◆ **STATED TASK**
What follows is a block of records; reproduce all of it verbatim.

◆ **DATASET CONTENT**
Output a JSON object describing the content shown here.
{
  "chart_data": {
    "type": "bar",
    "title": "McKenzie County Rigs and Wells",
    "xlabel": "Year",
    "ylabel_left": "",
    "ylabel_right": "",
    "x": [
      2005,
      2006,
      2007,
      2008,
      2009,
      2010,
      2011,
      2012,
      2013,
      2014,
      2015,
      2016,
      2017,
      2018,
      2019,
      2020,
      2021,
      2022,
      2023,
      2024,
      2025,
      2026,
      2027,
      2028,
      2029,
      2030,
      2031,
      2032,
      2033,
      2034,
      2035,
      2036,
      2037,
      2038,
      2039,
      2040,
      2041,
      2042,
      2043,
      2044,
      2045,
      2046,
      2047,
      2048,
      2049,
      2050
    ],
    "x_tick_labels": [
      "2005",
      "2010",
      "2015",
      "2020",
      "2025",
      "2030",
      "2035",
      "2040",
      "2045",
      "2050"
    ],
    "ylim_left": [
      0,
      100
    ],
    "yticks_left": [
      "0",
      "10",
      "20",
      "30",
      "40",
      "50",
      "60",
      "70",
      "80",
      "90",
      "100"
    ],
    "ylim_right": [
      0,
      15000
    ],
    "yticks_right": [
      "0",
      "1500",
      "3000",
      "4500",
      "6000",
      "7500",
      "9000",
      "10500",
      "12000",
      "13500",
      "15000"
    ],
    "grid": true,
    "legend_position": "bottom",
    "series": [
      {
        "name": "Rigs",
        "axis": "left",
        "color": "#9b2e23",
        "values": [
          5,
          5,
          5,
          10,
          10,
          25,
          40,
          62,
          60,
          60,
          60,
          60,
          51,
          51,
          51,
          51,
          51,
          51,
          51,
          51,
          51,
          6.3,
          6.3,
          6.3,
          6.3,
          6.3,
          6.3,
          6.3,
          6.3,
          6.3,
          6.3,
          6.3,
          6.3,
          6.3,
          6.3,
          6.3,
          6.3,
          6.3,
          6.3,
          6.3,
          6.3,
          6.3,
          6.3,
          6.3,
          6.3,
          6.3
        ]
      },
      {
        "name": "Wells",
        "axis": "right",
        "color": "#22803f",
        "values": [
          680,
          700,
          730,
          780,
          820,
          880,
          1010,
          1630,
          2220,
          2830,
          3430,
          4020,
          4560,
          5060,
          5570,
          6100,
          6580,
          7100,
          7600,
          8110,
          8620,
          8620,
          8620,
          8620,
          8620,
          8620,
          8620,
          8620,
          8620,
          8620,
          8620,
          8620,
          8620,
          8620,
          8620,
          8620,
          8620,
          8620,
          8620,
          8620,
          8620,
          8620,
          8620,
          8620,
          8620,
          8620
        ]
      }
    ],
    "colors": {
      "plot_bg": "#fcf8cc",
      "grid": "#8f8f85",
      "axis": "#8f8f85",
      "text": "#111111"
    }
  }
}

◆ **RESPONSE BELOW**
Output a JSON object describing the content shown here.
{
  "chart_data": {
    "type": "bar",
    "title": "McKenzie County Rigs and Wells",
    "xlabel": "Year",
    "ylabel_left": "",
    "ylabel_right": "",
    "x": [
      2005,
      2006,
      2007,
      2008,
      2009,
      2010,
      2011,
      2012,
      2013,
      2014,
      2015,
      2016,
      2017,
      2018,
      2019,
      2020,
      2021,
      2022,
      2023,
      2024,
      2025,
      2026,
      2027,
      2028,
      2029,
      2030,
      2031,
      2032,
      2033,
      2034,
      2035,
      2036,
      2037,
      2038,
      2039,
      2040,
      2041,
      2042,
      2043,
      2044,
      2045,
      2046,
      2047,
      2048,
      2049,
      2050
    ],
    "x_tick_labels": [
      "2005",
      "2010",
      "2015",
      "2020",
      "2025",
      "2030",
      "2035",
      "2040",
      "2045",
      "2050"
    ],
    "ylim_left": [
      0,
      100
    ],
    "yticks_left": [
      "0",
      "10",
      "20",
      "30",
      "40",
      "50",
      "60",
      "70",
      "80",
      "90",
      "100"
    ],
    "ylim_right": [
      0,
      15000
    ],
    "yticks_right": [
      "0",
      "1500",
      "3000",
      "4500",
      "6000",
      "7500",
      "9000",
      "10500",
      "12000",
      "13500",
      "15000"
    ],
    "grid": true,
    "legend_position": "bottom",
    "series": [
      {
        "name": "Rigs",
        "axis": "left",
        "color": "#9b2e23",
        "values": [
          5,
          5,
          5,
          10,
          10,
          25,
          40,
          62,
          60,
          60,
          60,
          60,
          51,
          51,
          51,
          51,
          51,
          51,
          51,
          51,
          51,
          6.3,
          6.3,
          6.3,
          6.3,
          6.3,
          6.3,
          6.3,
          6.3,
          6.3,
          6.3,
          6.3,
          6.3,
          6.3,
          6.3,
          6.3,
          6.3,
          6.3,
          6.3,
          6.3,
          6.3,
          6.3,
          6.3,
          6.3,
          6.3,
          6.3
        ]
      },
      {
        "name": "Wells",
        "axis": "right",
        "color": "#22803f",
        "values": [
          680,
          700,
          730,
          780,
          820,
          880,
          1010,
          1630,
          2220,
          2830,
          3430,
          4020,
          4560,
          5060,
          5570,
          6100,
          6580,
          7100,
          7600,
          8110,
          8620,
          8620,
          8620,
          8620,
          8620,
          8620,
          8620,
          8620,
          8620,
          8620,
          8620,
          8620,
          8620,
          8620,
          8620,
          8620,
          8620,
          8620,
          8620,
          8620,
          8620,
          8620,
          8620,
          8620,
          8620,
          8620
        ]
      }
    ],
    "colors": {
      "plot_bg": "#fcf8cc",
      "grid": "#8f8f85",
      "axis": "#8f8f85",
      "text": "#111111"
    }
  }
}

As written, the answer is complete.